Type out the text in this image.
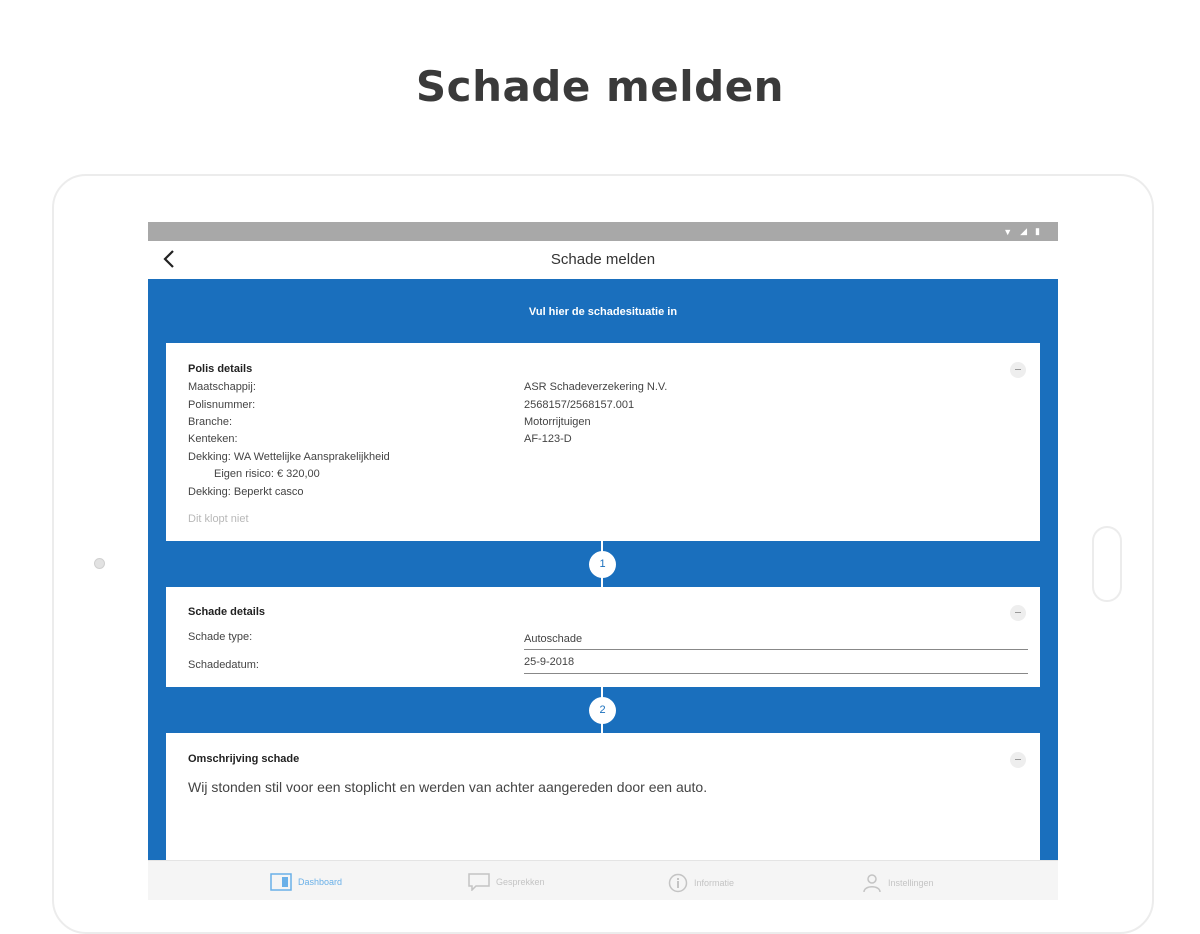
Schade melden
▼ ◢ ▮
Schade melden
Vul hier de schadesituatie in
Polis details
Maatschappij:	ASR Schadeverzekering N.V.
Polisnummer:	2568157/2568157.001
Branche:	Motorrijtuigen
Kenteken:	AF-123-D
Dekking: WA Wettelijke Aansprakelijkheid
Eigen risico: € 320,00
Dekking: Beperkt casco
Dit klopt niet
1
Schade details
Schade type:	Autoschade
Schadedatum:	25-9-2018
2
Omschrijving schade
Wij stonden stil voor een stoplicht en werden van achter aangereden door een auto.
Dashboard	Gesprekken	Informatie	Instellingen
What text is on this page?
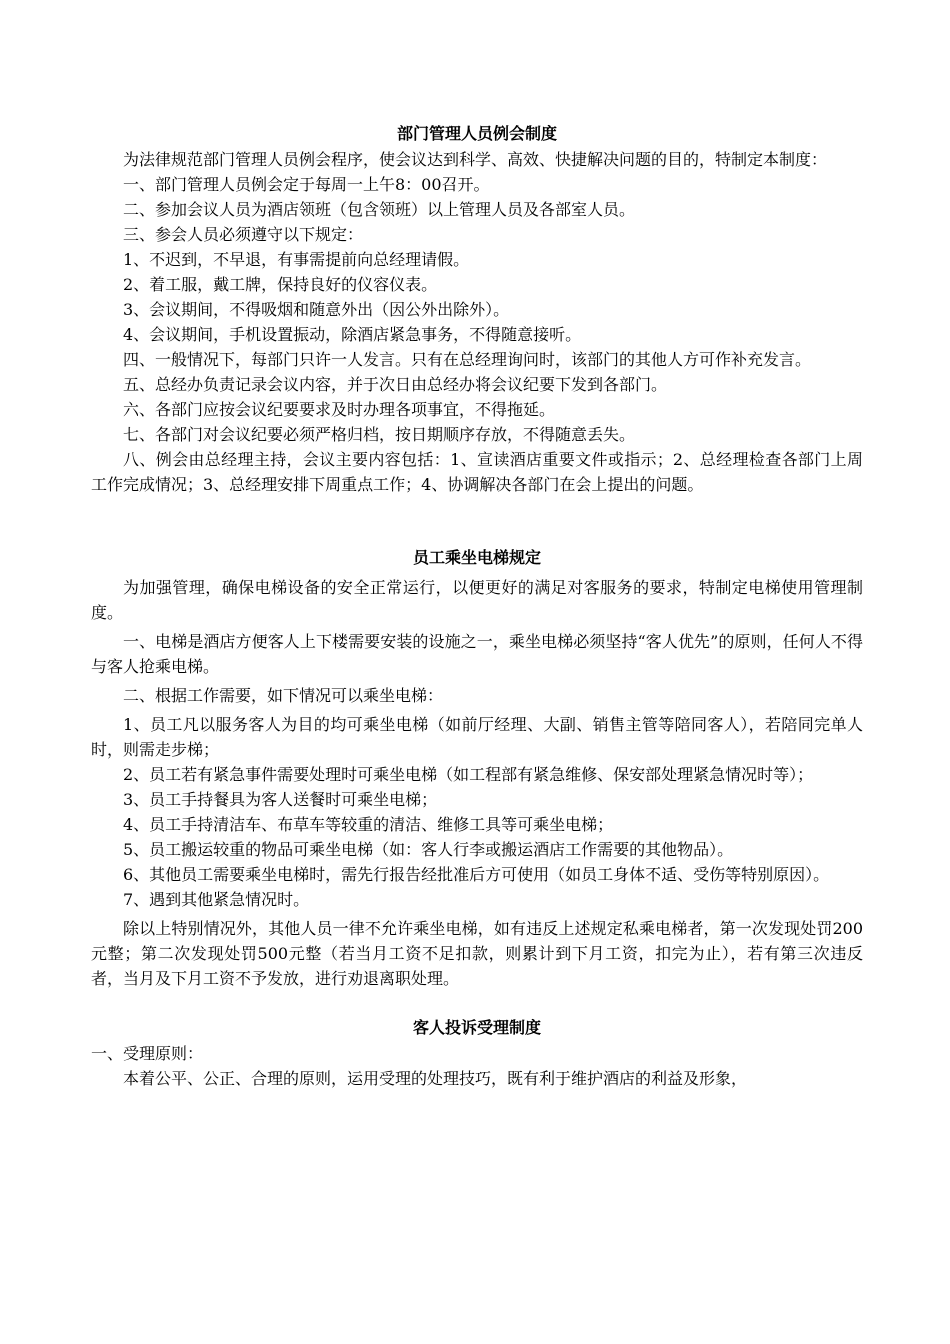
部门管理人员例会制度

为法律规范部门管理人员例会程序，使会议达到科学、高效、快捷解决问题的目的，特制定本制度：

一、部门管理人员例会定于每周一上午8：00召开。

二、参加会议人员为酒店领班（包含领班）以上管理人员及各部室人员。

三、参会人员必须遵守以下规定：

1、不迟到，不早退，有事需提前向总经理请假。

2、着工服，戴工牌，保持良好的仪容仪表。

3、会议期间，不得吸烟和随意外出（因公外出除外）。

4、会议期间，手机设置振动，除酒店紧急事务，不得随意接听。

四、一般情况下，每部门只许一人发言。只有在总经理询问时，该部门的其他人方可作补充发言。

五、总经办负责记录会议内容，并于次日由总经办将会议纪要下发到各部门。

六、各部门应按会议纪要要求及时办理各项事宜，不得拖延。

七、各部门对会议纪要必须严格归档，按日期顺序存放，不得随意丢失。

八、例会由总经理主持，会议主要内容包括：1、宣读酒店重要文件或指示；2、总经理检查各部门上周工作完成情况；3、总经理安排下周重点工作；4、协调解决各部门在会上提出的问题。

员工乘坐电梯规定

为加强管理，确保电梯设备的安全正常运行，以便更好的满足对客服务的要求，特制定电梯使用管理制度。

一、电梯是酒店方便客人上下楼需要安装的设施之一，乘坐电梯必须坚持“客人优先”的原则，任何人不得与客人抢乘电梯。

二、根据工作需要，如下情况可以乘坐电梯：

1、员工凡以服务客人为目的均可乘坐电梯（如前厅经理、大副、销售主管等陪同客人），若陪同完单人时，则需走步梯；

2、员工若有紧急事件需要处理时可乘坐电梯（如工程部有紧急维修、保安部处理紧急情况时等）；

3、员工手持餐具为客人送餐时可乘坐电梯；

4、员工手持清洁车、布草车等较重的清洁、维修工具等可乘坐电梯；

5、员工搬运较重的物品可乘坐电梯（如：客人行李或搬运酒店工作需要的其他物品）。

6、其他员工需要乘坐电梯时，需先行报告经批准后方可使用（如员工身体不适、受伤等特别原因）。

7、遇到其他紧急情况时。

除以上特别情况外，其他人员一律不允许乘坐电梯，如有违反上述规定私乘电梯者，第一次发现处罚200元整；第二次发现处罚500元整（若当月工资不足扣款，则累计到下月工资，扣完为止），若有第三次违反者，当月及下月工资不予发放，进行劝退离职处理。

客人投诉受理制度

一、受理原则：

本着公平、公正、合理的原则，运用受理的处理技巧，既有利于维护酒店的利益及形象，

# # # # #

▶ _Goal_
What is the number of lines that hold the string "会议期间"? Give it alone.

▶ _Written response_
2